* [What you need to do]:
Retype all material exactly. Pictures stay out of the copy.

Recorded data:
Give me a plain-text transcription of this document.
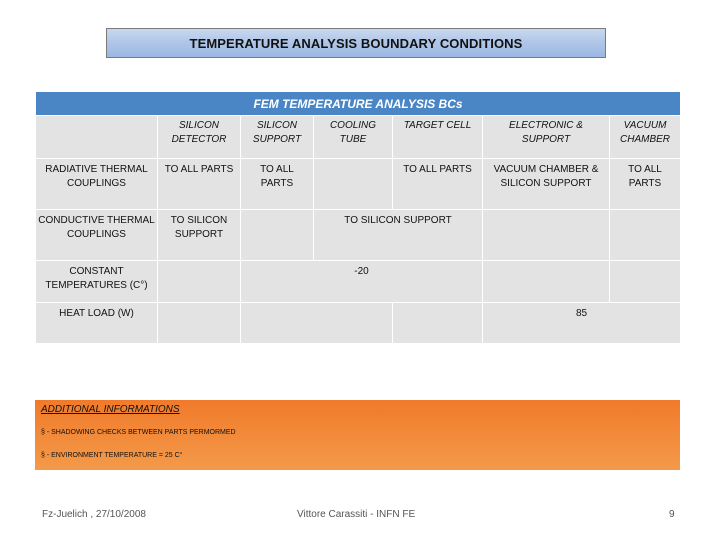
TEMPERATURE ANALYSIS BOUNDARY CONDITIONS
FEM TEMPERATURE ANALYSIS BCs						
	SILICON DETECTOR	SILICON SUPPORT	COOLING TUBE	TARGET CELL	ELECTRONIC & SUPPORT	VACUUM CHAMBER
RADIATIVE THERMAL COUPLINGS	TO ALL PARTS	TO ALL PARTS		TO ALL PARTS	VACUUM CHAMBER & SILICON SUPPORT	TO ALL PARTS
CONDUCTIVE THERMAL COUPLINGS	TO SILICON SUPPORT		TO SILICON SUPPORT			
CONSTANT TEMPERATURES (C°)		-20				
HEAT LOAD (W)					85	
ADDITIONAL INFORMATIONS
§ - SHADOWING CHECKS BETWEEN PARTS PERMORMED
§ - ENVIRONMENT TEMPERATURE = 25 C°
Fz-Juelich , 27/10/2008	Vittore Carassiti - INFN FE	9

* [Task result]:
Give me a plain-text transcription of this document.
TEMPERATURE ANALYSIS BOUNDARY CONDITIONS
FEM TEMPERATURE ANALYSIS BCs						
	SILICON DETECTOR	SILICON SUPPORT	COOLING TUBE	TARGET CELL	ELECTRONIC & SUPPORT	VACUUM CHAMBER
RADIATIVE THERMAL COUPLINGS	TO ALL PARTS	TO ALL PARTS		TO ALL PARTS	VACUUM CHAMBER & SILICON SUPPORT	TO ALL PARTS
CONDUCTIVE THERMAL COUPLINGS	TO SILICON SUPPORT		TO SILICON SUPPORT			
CONSTANT TEMPERATURES (C°)		-20				
HEAT LOAD (W)					85	
ADDITIONAL INFORMATIONS
§ - SHADOWING CHECKS BETWEEN PARTS PERMORMED
§ - ENVIRONMENT TEMPERATURE = 25 C°
Fz-Juelich , 27/10/2008	Vittore Carassiti - INFN FE	9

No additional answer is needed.